◆ **Supplied data**:
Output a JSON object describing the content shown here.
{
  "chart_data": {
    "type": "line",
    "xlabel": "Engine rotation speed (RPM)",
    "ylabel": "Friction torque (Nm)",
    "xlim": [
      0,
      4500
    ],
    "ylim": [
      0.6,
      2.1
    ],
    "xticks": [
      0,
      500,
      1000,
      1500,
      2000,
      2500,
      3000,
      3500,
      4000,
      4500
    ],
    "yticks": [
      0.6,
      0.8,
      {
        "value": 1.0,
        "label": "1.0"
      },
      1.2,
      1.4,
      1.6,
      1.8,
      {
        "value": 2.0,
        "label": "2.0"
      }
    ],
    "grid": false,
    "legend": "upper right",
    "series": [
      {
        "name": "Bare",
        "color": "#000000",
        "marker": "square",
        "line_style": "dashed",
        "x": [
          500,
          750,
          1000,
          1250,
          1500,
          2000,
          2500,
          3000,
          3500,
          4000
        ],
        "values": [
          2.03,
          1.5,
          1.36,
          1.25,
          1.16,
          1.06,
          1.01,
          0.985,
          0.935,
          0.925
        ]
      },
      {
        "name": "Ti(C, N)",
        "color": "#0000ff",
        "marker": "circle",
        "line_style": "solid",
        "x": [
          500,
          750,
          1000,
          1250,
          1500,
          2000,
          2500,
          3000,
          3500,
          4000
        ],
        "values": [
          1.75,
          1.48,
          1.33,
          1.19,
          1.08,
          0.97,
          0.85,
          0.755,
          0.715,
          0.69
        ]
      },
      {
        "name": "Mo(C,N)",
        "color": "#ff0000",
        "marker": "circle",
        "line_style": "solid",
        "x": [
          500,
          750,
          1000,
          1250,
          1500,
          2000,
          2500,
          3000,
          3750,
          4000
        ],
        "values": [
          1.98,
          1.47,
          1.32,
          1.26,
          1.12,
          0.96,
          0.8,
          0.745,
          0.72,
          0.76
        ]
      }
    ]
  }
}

◆ **Exercise brief**: Pull out all lines containing the word "color" from the entries above.

◆ **Solution for this problem**:
        "color": "#000000",
        "color": "#0000ff",
        "color": "#ff0000",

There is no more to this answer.